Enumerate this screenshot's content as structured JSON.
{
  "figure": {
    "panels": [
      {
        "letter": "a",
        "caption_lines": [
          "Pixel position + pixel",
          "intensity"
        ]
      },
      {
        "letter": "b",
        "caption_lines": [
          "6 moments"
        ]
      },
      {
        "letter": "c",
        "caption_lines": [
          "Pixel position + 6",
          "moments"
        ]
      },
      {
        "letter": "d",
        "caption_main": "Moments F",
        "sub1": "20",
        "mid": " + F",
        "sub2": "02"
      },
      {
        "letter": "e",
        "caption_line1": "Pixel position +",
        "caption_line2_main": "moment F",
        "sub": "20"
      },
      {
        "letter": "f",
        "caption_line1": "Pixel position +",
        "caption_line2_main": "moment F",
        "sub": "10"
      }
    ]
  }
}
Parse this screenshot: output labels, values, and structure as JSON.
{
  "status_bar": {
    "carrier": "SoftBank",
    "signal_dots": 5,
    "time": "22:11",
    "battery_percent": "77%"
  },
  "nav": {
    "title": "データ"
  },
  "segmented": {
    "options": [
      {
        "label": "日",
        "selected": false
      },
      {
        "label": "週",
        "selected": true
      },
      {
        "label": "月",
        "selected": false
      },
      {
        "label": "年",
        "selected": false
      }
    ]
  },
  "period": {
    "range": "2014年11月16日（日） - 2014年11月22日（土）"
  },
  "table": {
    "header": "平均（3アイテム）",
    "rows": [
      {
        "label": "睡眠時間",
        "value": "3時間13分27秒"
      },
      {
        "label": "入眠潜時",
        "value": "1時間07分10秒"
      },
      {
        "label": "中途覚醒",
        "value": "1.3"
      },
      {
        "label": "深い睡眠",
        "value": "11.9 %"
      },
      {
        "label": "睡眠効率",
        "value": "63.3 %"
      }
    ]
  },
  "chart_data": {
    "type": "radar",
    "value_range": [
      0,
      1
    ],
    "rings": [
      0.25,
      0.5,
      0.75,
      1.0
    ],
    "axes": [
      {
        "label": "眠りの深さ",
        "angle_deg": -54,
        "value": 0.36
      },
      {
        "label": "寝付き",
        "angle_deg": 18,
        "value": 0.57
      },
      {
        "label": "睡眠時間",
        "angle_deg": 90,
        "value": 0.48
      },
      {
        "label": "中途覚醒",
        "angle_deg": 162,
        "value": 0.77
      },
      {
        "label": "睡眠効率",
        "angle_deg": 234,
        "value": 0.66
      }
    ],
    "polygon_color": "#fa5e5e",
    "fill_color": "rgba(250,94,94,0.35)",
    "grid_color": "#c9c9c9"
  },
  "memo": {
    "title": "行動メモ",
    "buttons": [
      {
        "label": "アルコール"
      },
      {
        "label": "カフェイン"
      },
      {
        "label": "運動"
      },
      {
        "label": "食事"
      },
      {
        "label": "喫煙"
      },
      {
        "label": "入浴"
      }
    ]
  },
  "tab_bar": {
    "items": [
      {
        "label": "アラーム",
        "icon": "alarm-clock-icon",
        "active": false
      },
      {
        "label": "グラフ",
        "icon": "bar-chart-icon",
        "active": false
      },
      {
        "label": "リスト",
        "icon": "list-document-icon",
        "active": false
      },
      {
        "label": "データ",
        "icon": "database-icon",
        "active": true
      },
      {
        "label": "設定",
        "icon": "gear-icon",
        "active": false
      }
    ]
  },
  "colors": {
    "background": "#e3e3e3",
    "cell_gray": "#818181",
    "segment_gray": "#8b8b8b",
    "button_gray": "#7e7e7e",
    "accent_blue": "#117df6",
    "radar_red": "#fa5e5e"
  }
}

---

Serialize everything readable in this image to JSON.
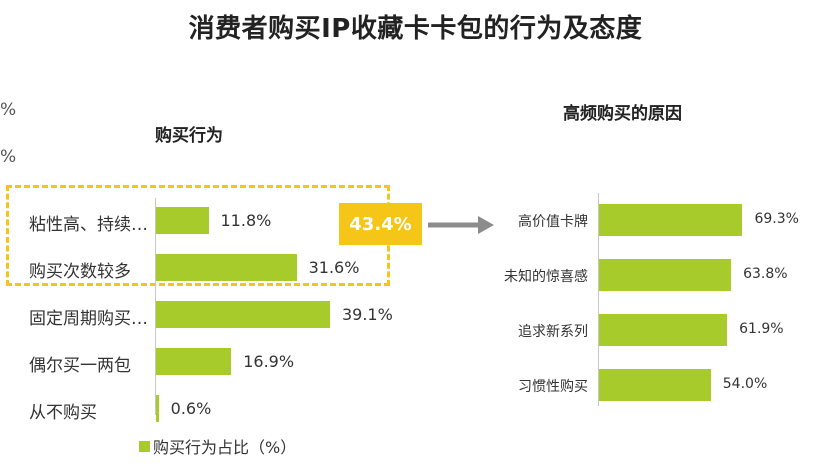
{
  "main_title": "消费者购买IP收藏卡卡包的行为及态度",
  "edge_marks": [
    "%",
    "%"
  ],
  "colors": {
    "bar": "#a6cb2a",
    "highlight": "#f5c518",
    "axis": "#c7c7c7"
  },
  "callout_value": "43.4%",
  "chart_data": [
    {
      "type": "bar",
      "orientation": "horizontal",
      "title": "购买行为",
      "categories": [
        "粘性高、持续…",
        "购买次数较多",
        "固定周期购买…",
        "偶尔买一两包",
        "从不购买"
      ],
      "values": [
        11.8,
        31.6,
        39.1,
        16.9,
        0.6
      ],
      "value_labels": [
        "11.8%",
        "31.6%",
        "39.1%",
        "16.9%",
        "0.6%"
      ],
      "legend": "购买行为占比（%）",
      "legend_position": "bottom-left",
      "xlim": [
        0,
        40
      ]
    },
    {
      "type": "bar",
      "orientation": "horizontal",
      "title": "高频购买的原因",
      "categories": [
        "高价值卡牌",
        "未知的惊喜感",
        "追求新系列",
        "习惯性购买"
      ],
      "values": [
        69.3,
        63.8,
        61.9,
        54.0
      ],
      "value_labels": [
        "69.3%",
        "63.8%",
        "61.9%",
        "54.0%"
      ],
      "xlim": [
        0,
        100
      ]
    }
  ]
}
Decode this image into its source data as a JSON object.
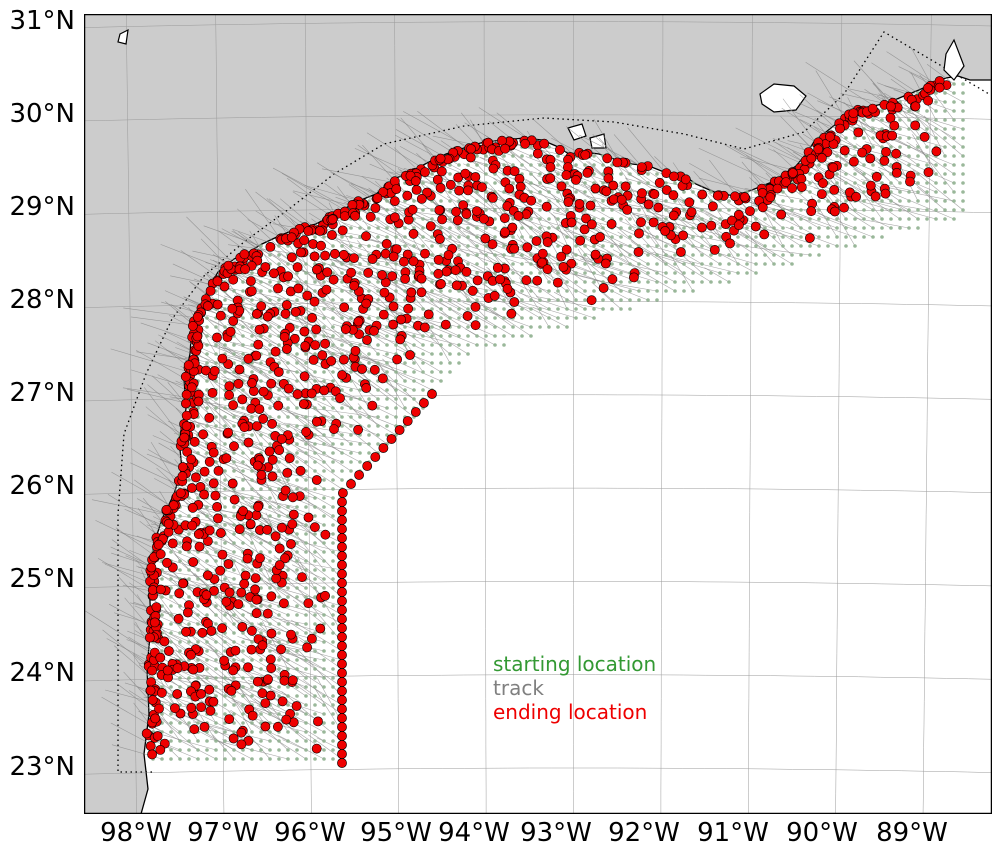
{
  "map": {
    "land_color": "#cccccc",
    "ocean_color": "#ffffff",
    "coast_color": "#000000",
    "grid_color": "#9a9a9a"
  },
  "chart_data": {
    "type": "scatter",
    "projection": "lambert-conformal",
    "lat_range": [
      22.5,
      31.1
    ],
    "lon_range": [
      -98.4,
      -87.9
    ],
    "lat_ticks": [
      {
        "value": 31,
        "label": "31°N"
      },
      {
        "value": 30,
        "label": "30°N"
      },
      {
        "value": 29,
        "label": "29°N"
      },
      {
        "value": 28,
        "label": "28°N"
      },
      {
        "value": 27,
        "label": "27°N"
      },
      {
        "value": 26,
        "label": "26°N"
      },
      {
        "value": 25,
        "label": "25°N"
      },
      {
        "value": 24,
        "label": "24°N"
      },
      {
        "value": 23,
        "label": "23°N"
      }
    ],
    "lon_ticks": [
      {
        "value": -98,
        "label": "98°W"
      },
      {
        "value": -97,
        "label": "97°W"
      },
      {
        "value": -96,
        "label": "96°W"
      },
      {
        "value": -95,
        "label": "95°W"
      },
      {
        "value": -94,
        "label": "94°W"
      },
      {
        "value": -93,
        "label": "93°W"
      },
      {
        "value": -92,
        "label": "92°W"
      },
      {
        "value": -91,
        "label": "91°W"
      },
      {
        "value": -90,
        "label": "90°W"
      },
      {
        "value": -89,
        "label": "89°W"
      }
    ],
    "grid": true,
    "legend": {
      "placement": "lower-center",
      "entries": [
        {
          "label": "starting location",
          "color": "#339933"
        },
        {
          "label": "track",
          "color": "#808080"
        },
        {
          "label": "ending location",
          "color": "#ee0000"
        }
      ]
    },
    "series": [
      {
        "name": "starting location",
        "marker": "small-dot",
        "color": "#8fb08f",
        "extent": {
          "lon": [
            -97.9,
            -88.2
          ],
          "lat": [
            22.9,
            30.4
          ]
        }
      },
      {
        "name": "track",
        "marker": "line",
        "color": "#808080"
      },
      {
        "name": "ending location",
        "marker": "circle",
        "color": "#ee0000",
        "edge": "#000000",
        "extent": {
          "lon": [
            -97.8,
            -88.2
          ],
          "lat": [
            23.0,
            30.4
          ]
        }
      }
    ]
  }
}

• [Written exercise]:
Which lines hold the word "starting"? Return all of them from the records above.

• [Solution to the problem]:
          "label": "starting location",
        "name": "starting location",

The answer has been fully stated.